:: Problem details ::
Show each line of the data below that has the string "this" in it.

:: Provided data ::

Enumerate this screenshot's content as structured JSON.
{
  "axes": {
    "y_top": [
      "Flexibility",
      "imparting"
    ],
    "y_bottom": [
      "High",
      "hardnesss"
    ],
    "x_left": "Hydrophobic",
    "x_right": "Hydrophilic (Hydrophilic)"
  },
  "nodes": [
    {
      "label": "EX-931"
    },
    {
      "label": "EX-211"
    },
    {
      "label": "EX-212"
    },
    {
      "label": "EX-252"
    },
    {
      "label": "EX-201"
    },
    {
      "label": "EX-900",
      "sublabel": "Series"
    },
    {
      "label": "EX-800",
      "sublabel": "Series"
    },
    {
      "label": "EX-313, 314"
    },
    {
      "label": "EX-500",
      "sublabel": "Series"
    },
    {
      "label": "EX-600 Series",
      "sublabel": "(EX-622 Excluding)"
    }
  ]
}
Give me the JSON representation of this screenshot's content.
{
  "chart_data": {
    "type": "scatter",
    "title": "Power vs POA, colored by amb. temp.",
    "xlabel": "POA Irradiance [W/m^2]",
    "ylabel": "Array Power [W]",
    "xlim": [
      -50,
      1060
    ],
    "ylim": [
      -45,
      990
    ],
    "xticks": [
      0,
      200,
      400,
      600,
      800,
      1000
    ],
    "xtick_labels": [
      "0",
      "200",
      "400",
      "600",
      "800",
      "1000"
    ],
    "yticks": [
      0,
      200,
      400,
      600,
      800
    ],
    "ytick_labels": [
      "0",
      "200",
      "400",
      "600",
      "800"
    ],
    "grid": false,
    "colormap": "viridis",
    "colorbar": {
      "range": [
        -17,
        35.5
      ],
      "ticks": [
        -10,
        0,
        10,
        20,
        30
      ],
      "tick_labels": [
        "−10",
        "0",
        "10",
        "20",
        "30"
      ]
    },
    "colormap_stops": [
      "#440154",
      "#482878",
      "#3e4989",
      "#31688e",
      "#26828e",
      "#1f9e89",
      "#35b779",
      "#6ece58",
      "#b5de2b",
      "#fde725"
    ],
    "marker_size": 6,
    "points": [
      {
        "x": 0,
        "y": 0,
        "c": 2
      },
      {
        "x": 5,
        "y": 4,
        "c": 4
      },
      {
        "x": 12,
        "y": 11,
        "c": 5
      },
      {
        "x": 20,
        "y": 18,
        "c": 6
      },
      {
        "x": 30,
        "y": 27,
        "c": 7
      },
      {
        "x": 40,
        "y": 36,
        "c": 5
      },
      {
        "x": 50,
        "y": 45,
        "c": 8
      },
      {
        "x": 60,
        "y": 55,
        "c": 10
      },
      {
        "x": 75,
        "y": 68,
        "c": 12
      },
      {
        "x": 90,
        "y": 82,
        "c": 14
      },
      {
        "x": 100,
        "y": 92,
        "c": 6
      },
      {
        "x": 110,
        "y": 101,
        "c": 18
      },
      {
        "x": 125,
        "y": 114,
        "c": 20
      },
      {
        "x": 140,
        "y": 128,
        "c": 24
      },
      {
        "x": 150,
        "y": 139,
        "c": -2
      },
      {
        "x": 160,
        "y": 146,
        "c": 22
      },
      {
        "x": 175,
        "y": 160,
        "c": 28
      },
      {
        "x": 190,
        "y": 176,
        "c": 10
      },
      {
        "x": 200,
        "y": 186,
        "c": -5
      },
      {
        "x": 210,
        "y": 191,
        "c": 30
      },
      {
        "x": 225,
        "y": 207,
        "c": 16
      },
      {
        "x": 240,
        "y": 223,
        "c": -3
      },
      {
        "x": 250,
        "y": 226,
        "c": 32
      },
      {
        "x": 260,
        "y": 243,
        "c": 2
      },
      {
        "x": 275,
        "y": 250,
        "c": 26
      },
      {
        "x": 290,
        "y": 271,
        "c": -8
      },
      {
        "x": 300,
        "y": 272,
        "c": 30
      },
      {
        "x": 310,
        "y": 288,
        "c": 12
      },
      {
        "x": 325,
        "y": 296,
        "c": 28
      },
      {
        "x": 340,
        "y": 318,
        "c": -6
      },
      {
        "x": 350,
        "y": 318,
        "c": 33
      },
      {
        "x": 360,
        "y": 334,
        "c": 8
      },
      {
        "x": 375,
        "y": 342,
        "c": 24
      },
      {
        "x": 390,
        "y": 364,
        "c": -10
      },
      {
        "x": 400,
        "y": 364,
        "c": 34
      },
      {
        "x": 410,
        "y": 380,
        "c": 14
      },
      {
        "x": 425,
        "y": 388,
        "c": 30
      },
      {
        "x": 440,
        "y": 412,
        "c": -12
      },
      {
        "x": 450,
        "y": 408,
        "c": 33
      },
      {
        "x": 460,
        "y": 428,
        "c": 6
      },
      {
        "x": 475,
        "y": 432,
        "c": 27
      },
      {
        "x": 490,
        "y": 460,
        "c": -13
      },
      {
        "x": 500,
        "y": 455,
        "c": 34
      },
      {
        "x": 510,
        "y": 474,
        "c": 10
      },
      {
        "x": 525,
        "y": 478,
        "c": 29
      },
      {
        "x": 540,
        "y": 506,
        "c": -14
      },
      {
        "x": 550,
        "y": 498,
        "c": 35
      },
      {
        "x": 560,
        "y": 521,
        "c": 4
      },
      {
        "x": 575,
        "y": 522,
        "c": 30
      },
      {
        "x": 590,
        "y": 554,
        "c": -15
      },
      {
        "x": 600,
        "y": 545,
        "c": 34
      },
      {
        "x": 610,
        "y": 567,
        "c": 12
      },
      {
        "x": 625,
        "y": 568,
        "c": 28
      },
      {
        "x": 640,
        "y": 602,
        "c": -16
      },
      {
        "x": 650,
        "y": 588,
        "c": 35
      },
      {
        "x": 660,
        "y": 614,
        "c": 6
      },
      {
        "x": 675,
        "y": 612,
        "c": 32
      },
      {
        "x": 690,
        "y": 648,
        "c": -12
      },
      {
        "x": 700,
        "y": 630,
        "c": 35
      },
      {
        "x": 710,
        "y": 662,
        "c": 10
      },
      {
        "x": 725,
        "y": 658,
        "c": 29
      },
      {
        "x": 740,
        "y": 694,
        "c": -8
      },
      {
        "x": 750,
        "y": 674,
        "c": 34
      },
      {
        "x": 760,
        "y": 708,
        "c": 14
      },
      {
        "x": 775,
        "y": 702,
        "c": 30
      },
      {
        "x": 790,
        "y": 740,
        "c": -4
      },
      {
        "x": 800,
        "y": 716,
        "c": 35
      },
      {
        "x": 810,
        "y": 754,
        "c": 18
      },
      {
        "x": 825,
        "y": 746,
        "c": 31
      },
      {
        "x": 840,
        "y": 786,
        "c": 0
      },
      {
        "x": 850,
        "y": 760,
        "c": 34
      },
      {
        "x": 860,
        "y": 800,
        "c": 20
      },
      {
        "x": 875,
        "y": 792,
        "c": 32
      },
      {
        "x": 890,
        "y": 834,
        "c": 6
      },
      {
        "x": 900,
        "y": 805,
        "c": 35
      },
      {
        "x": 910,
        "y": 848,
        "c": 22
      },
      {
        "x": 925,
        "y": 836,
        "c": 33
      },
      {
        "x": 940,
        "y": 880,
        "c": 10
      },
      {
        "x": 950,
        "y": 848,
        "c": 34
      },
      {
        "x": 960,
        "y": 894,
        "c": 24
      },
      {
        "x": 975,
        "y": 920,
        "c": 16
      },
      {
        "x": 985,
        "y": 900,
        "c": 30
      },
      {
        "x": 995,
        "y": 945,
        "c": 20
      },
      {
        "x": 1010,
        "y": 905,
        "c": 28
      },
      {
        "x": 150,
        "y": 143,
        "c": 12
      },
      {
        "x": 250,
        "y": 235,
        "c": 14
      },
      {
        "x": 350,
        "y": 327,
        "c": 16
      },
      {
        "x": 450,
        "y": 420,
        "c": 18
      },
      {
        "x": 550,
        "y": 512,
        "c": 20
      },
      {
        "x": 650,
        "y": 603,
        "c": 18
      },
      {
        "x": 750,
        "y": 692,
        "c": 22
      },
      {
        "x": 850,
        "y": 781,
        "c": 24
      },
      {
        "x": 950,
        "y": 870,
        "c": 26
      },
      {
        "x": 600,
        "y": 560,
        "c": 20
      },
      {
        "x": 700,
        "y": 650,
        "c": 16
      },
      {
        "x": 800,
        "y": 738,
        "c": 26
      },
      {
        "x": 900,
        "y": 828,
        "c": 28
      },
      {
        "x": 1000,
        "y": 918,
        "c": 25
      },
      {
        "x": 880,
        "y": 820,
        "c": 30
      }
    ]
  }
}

:: Answer below ::
Enumerate this screenshot's content as structured JSON.
Give me the JSON representation of this screenshot's content.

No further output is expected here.